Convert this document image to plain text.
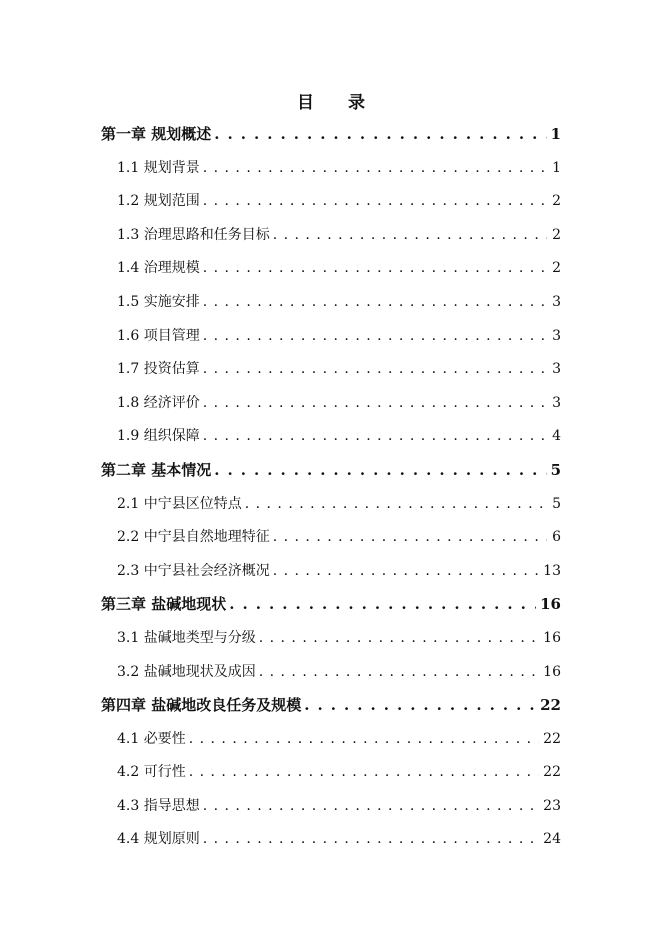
目 录
第一章 规划概述 . . .	1
1.1 规划背景 . . .	1
1.2 规划范围 . . .	2
1.3 治理思路和任务目标 . . .	2
1.4 治理规模 . . .	2
1.5 实施安排 . . .	3
1.6 项目管理 . . .	3
1.7 投资估算 . . .	3
1.8 经济评价 . . .	3
1.9 组织保障 . . .	4
第二章 基本情况 . . .	5
2.1 中宁县区位特点 . . .	5
2.2 中宁县自然地理特征 . . .	6
2.3 中宁县社会经济概况 . . .	13
第三章 盐碱地现状 . . .	16
3.1 盐碱地类型与分级 . . .	16
3.2 盐碱地现状及成因 . . .	16
第四章 盐碱地改良任务及规模 . . .	22
4.1 必要性 . . .	22
4.2 可行性 . . .	22
4.3 指导思想 . . .	23
4.4 规划原则 . . .	24
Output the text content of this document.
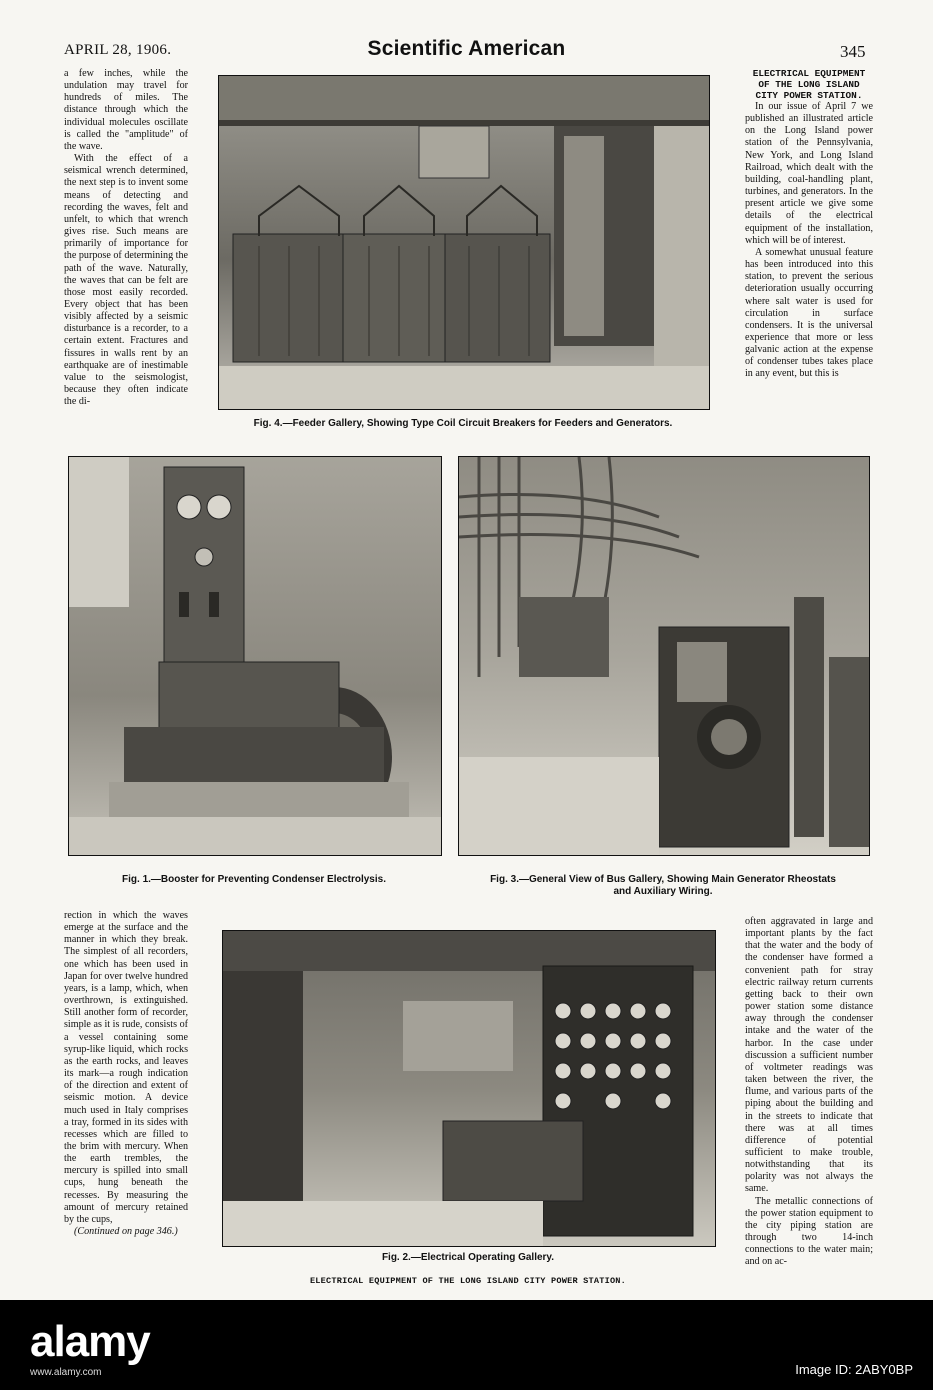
APRIL 28, 1906.	Scientific American	345

a few inches, while the undulation may travel for hundreds of miles. The distance through which the individual molecules oscillate is called the "amplitude" of the wave.

With the effect of a seismical wrench determined, the next step is to invent some means of detecting and recording the waves, felt and unfelt, to which that wrench gives rise. Such means are primarily of importance for the purpose of determining the path of the wave. Naturally, the waves that can be felt are those most easily recorded. Every object that has been visibly affected by a seismic disturbance is a recorder, to a certain extent. Fractures and fissures in walls rent by an earthquake are of inestimable value to the seismologist, because they often indicate the di-

ELECTRICAL EQUIPMENT OF THE LONG ISLAND CITY POWER STATION.

In our issue of April 7 we published an illustrated article on the Long Island power station of the Pennsylvania, New York, and Long Island Railroad, which dealt with the building, coal-handling plant, turbines, and generators. In the present article we give some details of the electrical equipment of the installation, which will be of interest.

A somewhat unusual feature has been introduced into this station, to prevent the serious deterioration usually occurring where salt water is used for circulation in surface condensers. It is the universal experience that more or less galvanic action at the expense of condenser tubes takes place in any event, but this is

Fig. 4.—Feeder Gallery, Showing Type Coil Circuit Breakers for Feeders and Generators.
Fig. 1.—Booster for Preventing Condenser Electrolysis.	Fig. 3.—General View of Bus Gallery, Showing Main Generator Rheostats
and Auxiliary Wiring.

rection in which the waves emerge at the surface and the manner in which they break. The simplest of all recorders, one which has been used in Japan for over twelve hundred years, is a lamp, which, when overthrown, is extinguished. Still another form of recorder, simple as it is rude, consists of a vessel containing some syrup-like liquid, which rocks as the earth rocks, and leaves its mark—a rough indication of the direction and extent of seismic motion. A device much used in Italy comprises a tray, formed in its sides with recesses which are filled to the brim with mercury. When the earth trembles, the mercury is spilled into small cups, hung beneath the recesses. By measuring the amount of mercury retained by the cups,

(Continued on page 346.)

Fig. 2.—Electrical Operating Gallery.
ELECTRICAL EQUIPMENT OF THE LONG ISLAND CITY POWER STATION.

often aggravated in large and important plants by the fact that the water and the body of the condenser have formed a convenient path for stray electric railway return currents getting back to their own power station some distance away through the condenser intake and the water of the harbor. In the case under discussion a sufficient number of voltmeter readings was taken between the river, the flume, and various parts of the piping about the building and in the streets to indicate that there was at all times difference of potential sufficient to make trouble, notwithstanding that its polarity was not always the same.

The metallic connections of the power station equipment to the city piping station are through two 14-inch connections to the water main; and on ac-

alamy
www.alamy.com	Image ID: 2ABY0BP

──────────────────────────────

◆ Your objective:
Repeat the material above in full and unchanged, minus its images.

◆ Task solution:
Convert this document image to plain text.
目 录
第一章 规划概述 . . .	1
1.1 规划背景 . . .	1
1.2 规划范围 . . .	2
1.3 治理思路和任务目标 . . .	2
1.4 治理规模 . . .	2
1.5 实施安排 . . .	3
1.6 项目管理 . . .	3
1.7 投资估算 . . .	3
1.8 经济评价 . . .	3
1.9 组织保障 . . .	4
第二章 基本情况 . . .	5
2.1 中宁县区位特点 . . .	5
2.2 中宁县自然地理特征 . . .	6
2.3 中宁县社会经济概况 . . .	13
第三章 盐碱地现状 . . .	16
3.1 盐碱地类型与分级 . . .	16
3.2 盐碱地现状及成因 . . .	16
第四章 盐碱地改良任务及规模 . . .	22
4.1 必要性 . . .	22
4.2 可行性 . . .	22
4.3 指导思想 . . .	23
4.4 规划原则 . . .	24
Output the text content of this document.
APRIL 28, 1906.	Scientific American	345

a few inches, while the undulation may travel for hundreds of miles. The distance through which the individual molecules oscillate is called the "amplitude" of the wave.

With the effect of a seismical wrench determined, the next step is to invent some means of detecting and recording the waves, felt and unfelt, to which that wrench gives rise. Such means are primarily of importance for the purpose of determining the path of the wave. Naturally, the waves that can be felt are those most easily recorded. Every object that has been visibly affected by a seismic disturbance is a recorder, to a certain extent. Fractures and fissures in walls rent by an earthquake are of inestimable value to the seismologist, because they often indicate the di-

ELECTRICAL EQUIPMENT OF THE LONG ISLAND CITY POWER STATION.

In our issue of April 7 we published an illustrated article on the Long Island power station of the Pennsylvania, New York, and Long Island Railroad, which dealt with the building, coal-handling plant, turbines, and generators. In the present article we give some details of the electrical equipment of the installation, which will be of interest.

A somewhat unusual feature has been introduced into this station, to prevent the serious deterioration usually occurring where salt water is used for circulation in surface condensers. It is the universal experience that more or less galvanic action at the expense of condenser tubes takes place in any event, but this is

Fig. 4.—Feeder Gallery, Showing Type Coil Circuit Breakers for Feeders and Generators.
Fig. 1.—Booster for Preventing Condenser Electrolysis.	Fig. 3.—General View of Bus Gallery, Showing Main Generator Rheostats
and Auxiliary Wiring.

rection in which the waves emerge at the surface and the manner in which they break. The simplest of all recorders, one which has been used in Japan for over twelve hundred years, is a lamp, which, when overthrown, is extinguished. Still another form of recorder, simple as it is rude, consists of a vessel containing some syrup-like liquid, which rocks as the earth rocks, and leaves its mark—a rough indication of the direction and extent of seismic motion. A device much used in Italy comprises a tray, formed in its sides with recesses which are filled to the brim with mercury. When the earth trembles, the mercury is spilled into small cups, hung beneath the recesses. By measuring the amount of mercury retained by the cups,

(Continued on page 346.)

Fig. 2.—Electrical Operating Gallery.
ELECTRICAL EQUIPMENT OF THE LONG ISLAND CITY POWER STATION.

often aggravated in large and important plants by the fact that the water and the body of the condenser have formed a convenient path for stray electric railway return currents getting back to their own power station some distance away through the condenser intake and the water of the harbor. In the case under discussion a sufficient number of voltmeter readings was taken between the river, the flume, and various parts of the piping about the building and in the streets to indicate that there was at all times difference of potential sufficient to make trouble, notwithstanding that its polarity was not always the same.

The metallic connections of the power station equipment to the city piping station are through two 14-inch connections to the water main; and on ac-

alamy
www.alamy.com	Image ID: 2ABY0BP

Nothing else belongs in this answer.